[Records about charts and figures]

☆ ☆ ☆ ☆

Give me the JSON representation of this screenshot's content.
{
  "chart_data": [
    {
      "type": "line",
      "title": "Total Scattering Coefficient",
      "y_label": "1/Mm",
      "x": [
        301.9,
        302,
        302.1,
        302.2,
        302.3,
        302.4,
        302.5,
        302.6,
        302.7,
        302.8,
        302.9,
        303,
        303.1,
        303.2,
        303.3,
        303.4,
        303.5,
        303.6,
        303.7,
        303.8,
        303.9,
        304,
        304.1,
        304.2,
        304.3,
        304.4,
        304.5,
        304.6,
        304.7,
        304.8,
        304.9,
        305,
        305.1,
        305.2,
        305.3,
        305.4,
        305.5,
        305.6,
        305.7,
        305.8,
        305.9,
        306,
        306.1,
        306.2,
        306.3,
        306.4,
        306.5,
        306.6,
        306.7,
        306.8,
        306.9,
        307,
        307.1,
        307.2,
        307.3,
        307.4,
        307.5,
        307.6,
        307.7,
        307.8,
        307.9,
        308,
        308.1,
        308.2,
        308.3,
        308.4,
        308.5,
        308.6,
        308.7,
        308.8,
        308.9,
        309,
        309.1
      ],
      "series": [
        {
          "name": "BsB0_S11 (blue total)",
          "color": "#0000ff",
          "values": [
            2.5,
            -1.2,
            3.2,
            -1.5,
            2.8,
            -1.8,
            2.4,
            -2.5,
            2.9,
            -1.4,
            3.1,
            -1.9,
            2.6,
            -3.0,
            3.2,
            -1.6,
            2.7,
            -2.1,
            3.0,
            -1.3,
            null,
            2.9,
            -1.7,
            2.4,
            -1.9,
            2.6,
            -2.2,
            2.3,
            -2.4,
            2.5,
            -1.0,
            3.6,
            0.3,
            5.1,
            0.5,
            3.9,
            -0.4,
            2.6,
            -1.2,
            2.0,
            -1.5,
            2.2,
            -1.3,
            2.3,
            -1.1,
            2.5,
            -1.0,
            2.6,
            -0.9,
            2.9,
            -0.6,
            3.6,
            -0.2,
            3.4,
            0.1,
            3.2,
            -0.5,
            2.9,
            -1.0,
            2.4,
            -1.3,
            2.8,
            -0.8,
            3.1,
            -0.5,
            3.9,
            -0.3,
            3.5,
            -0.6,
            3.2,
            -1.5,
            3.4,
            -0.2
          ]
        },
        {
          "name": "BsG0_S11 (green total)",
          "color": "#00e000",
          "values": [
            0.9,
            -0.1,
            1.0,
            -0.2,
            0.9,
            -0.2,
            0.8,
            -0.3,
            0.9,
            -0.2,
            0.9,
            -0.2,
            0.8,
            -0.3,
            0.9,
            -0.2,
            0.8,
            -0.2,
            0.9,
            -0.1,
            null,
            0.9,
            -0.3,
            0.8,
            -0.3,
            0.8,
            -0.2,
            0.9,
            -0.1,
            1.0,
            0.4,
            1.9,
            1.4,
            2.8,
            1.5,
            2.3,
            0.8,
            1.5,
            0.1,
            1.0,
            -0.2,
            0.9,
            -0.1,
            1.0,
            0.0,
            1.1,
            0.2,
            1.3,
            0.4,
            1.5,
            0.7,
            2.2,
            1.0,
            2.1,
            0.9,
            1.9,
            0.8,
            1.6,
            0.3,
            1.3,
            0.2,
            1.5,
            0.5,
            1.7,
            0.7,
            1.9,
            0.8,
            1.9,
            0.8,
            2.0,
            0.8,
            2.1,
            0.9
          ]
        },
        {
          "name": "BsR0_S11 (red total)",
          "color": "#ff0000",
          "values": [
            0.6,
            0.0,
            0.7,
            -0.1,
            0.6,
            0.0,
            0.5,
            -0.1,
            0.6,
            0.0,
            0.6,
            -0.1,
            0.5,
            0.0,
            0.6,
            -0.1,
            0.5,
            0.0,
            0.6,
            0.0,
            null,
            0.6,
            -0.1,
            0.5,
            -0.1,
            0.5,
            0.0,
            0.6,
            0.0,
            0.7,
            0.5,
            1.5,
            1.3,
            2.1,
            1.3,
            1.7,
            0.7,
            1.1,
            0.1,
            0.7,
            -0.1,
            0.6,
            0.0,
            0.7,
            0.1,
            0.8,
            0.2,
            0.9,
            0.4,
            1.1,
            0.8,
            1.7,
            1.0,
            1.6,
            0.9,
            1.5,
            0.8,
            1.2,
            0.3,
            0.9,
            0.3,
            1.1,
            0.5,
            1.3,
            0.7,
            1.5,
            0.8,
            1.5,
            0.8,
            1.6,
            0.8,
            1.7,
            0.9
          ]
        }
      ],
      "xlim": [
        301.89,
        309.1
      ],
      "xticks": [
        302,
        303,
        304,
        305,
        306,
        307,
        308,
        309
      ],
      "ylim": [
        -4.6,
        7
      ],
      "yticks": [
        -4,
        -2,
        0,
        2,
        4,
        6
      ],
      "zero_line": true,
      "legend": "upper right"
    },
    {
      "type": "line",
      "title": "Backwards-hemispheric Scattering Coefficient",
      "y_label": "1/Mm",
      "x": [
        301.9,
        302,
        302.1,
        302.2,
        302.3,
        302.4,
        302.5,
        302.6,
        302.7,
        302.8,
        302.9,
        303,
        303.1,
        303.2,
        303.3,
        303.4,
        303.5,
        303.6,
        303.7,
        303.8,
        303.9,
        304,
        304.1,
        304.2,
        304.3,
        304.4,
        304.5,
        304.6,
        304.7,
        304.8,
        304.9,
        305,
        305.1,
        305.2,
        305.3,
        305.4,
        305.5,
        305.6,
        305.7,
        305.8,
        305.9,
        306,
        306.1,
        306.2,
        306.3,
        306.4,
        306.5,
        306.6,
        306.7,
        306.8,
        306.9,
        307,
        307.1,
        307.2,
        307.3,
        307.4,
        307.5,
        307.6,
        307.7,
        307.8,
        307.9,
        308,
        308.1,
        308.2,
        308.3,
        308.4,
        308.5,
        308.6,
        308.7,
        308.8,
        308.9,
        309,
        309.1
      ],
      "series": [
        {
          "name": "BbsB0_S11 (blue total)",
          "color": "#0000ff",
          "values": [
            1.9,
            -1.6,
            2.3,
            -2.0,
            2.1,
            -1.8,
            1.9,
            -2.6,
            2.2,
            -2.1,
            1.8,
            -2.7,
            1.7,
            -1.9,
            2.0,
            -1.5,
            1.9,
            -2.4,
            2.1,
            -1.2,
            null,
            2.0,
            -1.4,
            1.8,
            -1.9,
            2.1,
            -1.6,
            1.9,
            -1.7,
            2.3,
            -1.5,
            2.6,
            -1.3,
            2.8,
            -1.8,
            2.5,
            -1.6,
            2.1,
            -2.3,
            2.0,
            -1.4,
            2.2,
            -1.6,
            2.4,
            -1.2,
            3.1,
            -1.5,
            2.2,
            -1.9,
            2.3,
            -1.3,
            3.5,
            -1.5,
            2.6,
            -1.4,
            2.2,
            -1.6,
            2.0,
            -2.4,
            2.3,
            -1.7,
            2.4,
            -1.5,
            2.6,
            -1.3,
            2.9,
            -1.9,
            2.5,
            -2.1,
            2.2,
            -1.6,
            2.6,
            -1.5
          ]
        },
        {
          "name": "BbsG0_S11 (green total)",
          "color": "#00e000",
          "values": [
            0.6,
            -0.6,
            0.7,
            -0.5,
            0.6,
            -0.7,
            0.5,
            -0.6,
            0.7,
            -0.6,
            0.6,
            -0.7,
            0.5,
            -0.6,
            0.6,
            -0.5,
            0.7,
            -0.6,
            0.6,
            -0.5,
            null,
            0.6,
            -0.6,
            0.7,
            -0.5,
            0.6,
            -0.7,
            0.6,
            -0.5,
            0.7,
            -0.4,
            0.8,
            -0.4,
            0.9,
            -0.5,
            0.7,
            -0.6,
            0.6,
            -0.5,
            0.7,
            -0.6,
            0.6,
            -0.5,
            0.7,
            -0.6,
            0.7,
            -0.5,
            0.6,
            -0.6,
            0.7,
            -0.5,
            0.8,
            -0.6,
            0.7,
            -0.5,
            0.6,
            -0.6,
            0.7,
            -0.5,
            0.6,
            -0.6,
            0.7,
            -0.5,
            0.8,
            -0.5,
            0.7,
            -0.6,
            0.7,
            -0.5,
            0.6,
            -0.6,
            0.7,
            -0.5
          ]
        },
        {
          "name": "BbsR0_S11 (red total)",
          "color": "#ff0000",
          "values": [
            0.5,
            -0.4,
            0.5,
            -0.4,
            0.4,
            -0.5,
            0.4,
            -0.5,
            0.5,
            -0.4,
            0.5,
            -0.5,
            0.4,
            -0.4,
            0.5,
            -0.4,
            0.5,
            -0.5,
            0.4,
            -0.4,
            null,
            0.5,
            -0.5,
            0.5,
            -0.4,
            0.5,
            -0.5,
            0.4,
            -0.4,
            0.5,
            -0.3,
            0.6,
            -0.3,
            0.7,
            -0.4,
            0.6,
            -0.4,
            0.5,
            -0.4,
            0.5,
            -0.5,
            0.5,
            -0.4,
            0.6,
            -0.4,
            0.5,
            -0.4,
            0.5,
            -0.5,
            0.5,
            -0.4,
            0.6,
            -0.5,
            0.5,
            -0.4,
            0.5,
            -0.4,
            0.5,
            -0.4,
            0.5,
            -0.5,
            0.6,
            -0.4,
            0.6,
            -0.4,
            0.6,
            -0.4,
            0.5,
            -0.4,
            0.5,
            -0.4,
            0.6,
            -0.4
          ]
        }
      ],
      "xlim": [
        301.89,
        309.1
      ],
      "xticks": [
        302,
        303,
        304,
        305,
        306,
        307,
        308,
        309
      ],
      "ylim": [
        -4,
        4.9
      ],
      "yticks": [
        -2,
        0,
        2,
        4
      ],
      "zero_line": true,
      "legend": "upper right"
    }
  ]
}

☆ ☆ ☆ ☆

▶ Instructions to follow:
Each line that holds the string "name" counts once; give the total and nothing else.

▶ Exercise answer:
6